┏━━

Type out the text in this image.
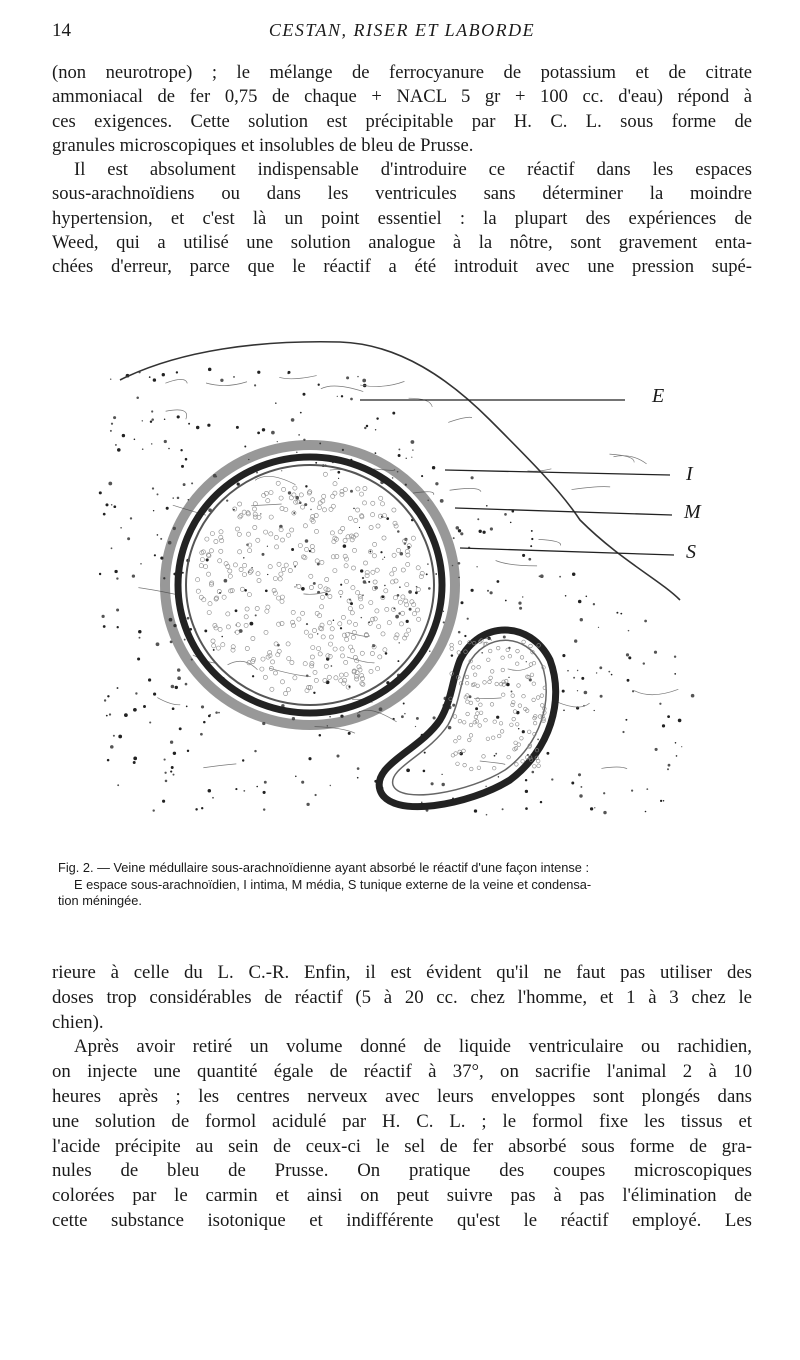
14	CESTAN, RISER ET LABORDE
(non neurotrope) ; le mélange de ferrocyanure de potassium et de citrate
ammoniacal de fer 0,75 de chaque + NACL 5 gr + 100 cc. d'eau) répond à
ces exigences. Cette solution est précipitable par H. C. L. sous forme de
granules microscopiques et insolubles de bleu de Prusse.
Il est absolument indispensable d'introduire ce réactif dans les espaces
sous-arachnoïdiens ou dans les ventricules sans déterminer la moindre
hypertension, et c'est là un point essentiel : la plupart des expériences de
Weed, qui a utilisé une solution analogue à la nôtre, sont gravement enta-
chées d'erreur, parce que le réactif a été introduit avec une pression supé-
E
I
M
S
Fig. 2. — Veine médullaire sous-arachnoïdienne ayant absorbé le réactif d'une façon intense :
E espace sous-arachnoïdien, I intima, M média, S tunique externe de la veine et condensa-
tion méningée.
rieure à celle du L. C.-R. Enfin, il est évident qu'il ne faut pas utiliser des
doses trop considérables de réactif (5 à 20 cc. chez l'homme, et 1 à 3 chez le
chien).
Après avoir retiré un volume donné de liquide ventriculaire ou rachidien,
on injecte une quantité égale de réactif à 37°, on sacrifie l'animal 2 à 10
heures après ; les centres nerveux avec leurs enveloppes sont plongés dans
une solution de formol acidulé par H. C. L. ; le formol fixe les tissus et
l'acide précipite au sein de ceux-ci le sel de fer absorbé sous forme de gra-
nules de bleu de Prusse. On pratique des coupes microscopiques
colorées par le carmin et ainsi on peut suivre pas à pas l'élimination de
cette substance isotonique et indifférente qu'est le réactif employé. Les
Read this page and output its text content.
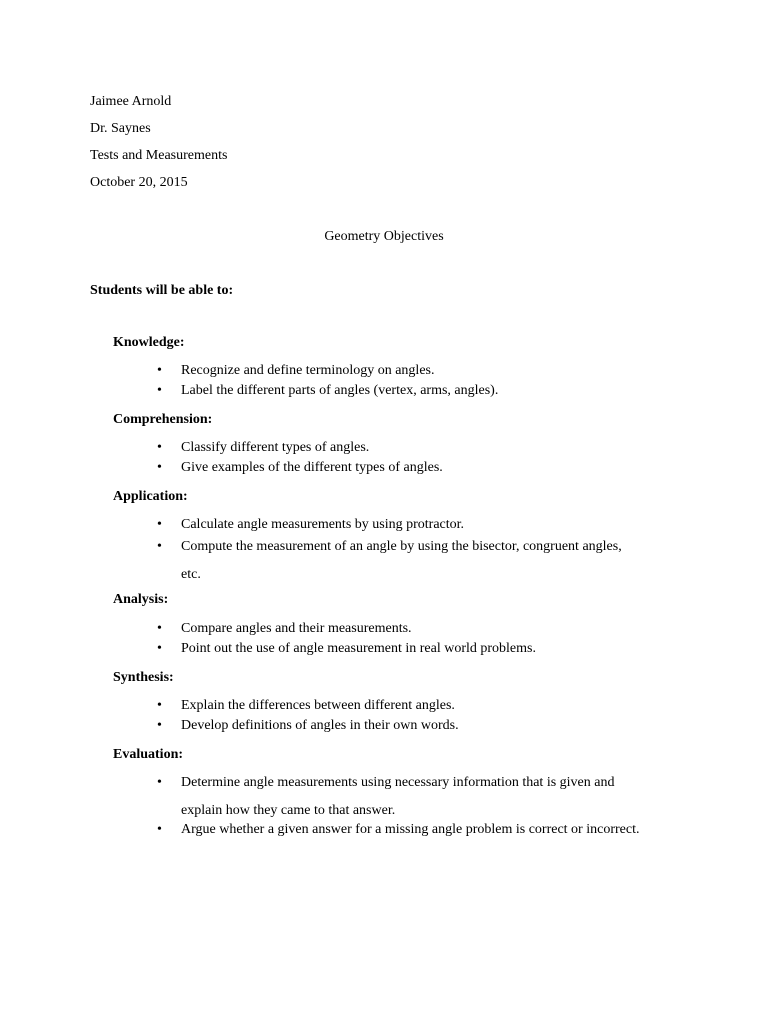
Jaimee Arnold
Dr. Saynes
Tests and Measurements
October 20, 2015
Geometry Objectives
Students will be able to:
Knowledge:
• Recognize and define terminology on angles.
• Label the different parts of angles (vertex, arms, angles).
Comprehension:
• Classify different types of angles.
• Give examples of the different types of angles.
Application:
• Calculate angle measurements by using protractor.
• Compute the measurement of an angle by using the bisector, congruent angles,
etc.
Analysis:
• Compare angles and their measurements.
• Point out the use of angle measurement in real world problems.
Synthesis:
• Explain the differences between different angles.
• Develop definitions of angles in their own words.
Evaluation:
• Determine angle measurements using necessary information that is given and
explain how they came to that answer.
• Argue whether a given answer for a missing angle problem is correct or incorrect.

┗━━
┏━━

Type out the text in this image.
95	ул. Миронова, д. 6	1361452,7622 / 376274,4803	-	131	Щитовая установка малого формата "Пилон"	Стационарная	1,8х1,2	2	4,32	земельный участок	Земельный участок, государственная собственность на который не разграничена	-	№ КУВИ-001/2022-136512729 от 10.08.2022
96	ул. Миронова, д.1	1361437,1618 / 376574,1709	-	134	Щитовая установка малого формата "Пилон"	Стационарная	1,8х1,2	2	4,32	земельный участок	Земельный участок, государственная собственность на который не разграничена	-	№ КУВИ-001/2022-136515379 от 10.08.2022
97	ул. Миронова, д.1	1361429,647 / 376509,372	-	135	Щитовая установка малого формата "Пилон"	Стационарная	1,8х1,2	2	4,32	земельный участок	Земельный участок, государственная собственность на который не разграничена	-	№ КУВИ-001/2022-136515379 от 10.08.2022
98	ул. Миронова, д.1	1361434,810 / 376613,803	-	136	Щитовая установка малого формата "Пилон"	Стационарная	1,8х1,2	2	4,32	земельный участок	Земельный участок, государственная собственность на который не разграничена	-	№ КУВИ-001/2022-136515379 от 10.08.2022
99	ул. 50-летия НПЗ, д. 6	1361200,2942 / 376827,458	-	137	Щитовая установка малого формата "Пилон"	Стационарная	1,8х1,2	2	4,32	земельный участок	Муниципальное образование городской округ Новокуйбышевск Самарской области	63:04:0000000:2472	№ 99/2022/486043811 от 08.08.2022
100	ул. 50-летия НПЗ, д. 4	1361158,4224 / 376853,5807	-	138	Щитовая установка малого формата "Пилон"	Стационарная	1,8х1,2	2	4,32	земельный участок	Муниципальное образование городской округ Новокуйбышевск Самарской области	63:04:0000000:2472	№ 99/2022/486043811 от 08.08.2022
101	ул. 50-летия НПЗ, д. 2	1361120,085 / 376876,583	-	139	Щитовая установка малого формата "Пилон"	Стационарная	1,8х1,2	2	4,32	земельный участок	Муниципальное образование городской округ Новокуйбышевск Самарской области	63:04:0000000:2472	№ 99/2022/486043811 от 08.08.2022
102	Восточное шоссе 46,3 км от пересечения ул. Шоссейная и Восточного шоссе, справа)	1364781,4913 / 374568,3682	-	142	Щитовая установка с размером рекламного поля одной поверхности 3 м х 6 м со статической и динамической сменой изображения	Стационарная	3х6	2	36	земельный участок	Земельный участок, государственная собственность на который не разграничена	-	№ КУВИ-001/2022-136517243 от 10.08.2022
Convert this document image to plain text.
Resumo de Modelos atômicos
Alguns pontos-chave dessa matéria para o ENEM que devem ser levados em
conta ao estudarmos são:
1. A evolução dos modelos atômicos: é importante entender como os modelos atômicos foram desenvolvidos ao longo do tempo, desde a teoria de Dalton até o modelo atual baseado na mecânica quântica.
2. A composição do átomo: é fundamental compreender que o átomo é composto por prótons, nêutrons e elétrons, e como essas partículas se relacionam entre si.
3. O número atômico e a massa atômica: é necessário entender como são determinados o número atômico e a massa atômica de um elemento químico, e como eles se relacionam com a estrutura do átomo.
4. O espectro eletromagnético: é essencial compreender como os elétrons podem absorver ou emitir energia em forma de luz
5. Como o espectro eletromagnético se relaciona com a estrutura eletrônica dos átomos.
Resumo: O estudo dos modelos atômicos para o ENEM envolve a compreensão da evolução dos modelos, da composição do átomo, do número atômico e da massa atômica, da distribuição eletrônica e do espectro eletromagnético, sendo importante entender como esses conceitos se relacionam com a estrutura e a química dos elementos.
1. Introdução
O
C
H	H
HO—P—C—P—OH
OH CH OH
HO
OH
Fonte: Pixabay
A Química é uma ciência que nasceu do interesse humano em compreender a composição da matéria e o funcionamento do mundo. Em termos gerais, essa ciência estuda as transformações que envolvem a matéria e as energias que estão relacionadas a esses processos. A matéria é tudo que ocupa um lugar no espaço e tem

┗━━
┏━━

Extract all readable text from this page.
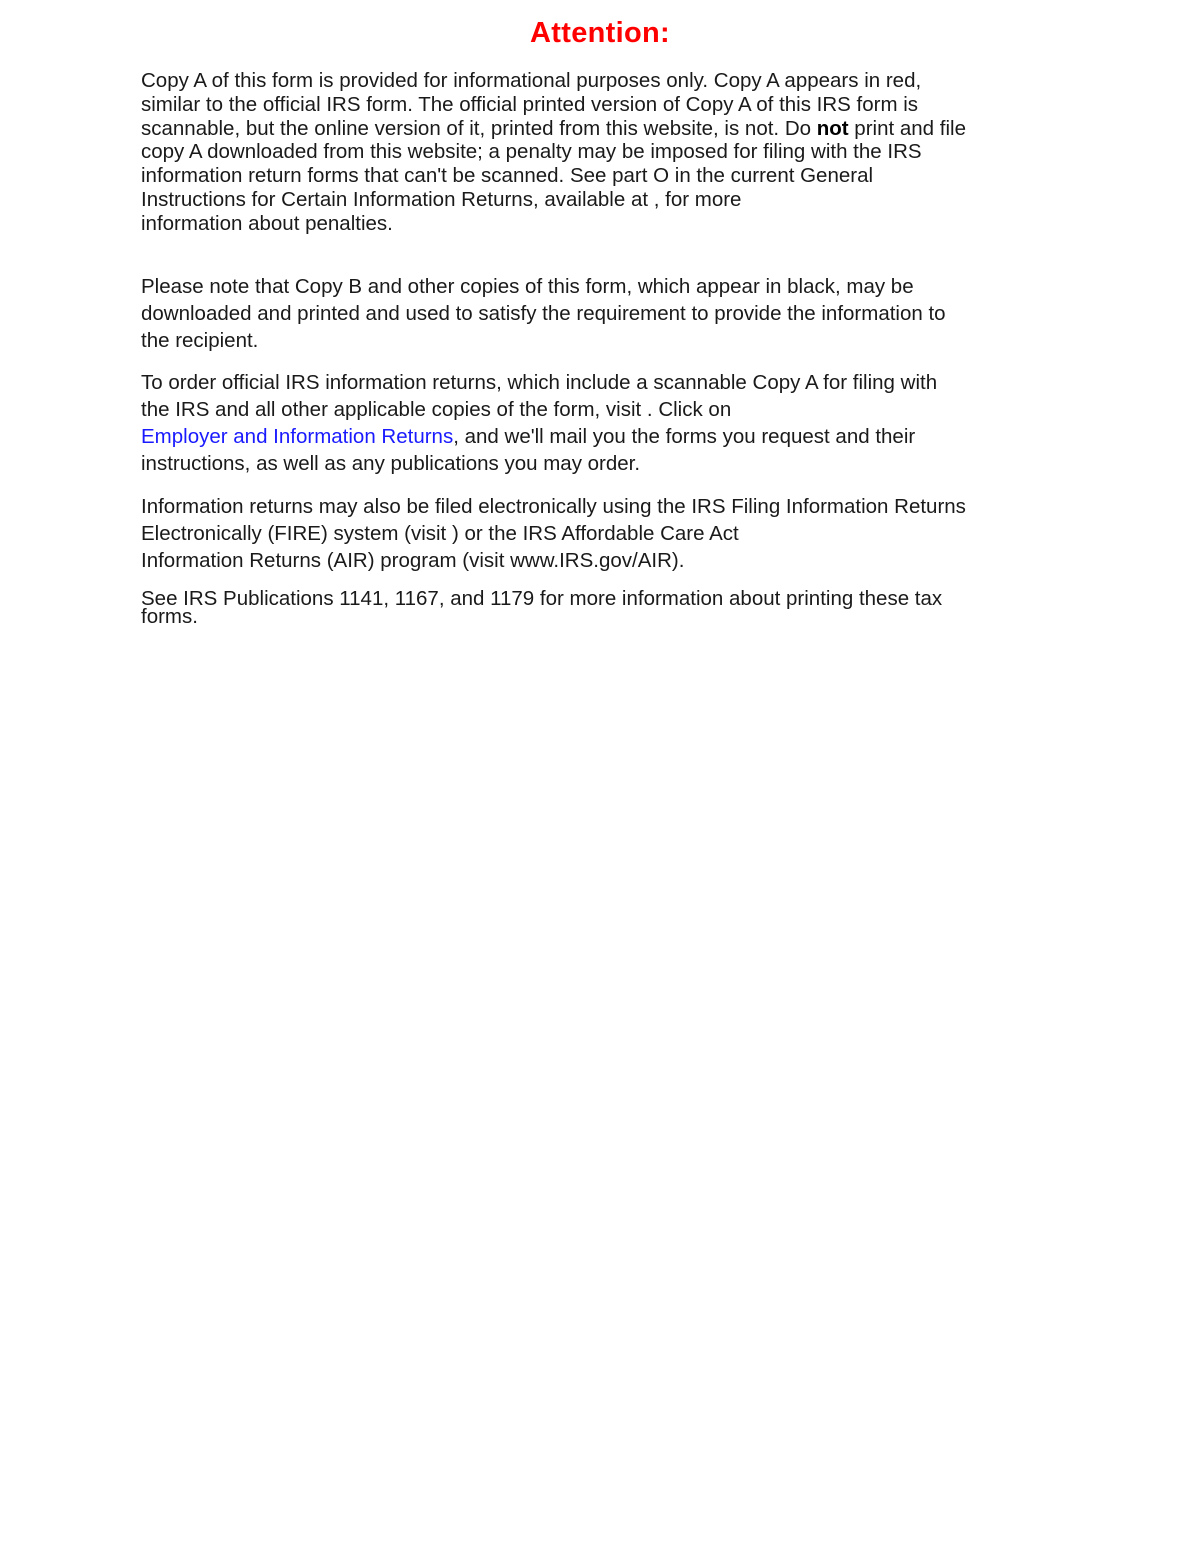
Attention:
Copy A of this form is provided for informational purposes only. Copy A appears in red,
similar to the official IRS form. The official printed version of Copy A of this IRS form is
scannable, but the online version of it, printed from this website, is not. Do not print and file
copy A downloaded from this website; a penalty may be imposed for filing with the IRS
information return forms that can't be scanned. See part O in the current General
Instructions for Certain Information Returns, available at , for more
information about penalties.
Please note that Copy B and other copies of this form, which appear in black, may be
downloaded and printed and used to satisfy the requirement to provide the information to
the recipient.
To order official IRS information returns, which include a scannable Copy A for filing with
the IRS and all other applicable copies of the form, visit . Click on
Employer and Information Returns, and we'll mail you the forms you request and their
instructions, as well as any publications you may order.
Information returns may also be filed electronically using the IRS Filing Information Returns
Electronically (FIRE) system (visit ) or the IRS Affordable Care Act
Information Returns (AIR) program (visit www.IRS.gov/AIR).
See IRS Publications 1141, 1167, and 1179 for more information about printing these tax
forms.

┗━━

■ DIRECTIONS
Extract each line holding the string "about".

■ RESULT BELOW
information about penalties.
See IRS Publications 1141, 1167, and 1179 for more information about printing these tax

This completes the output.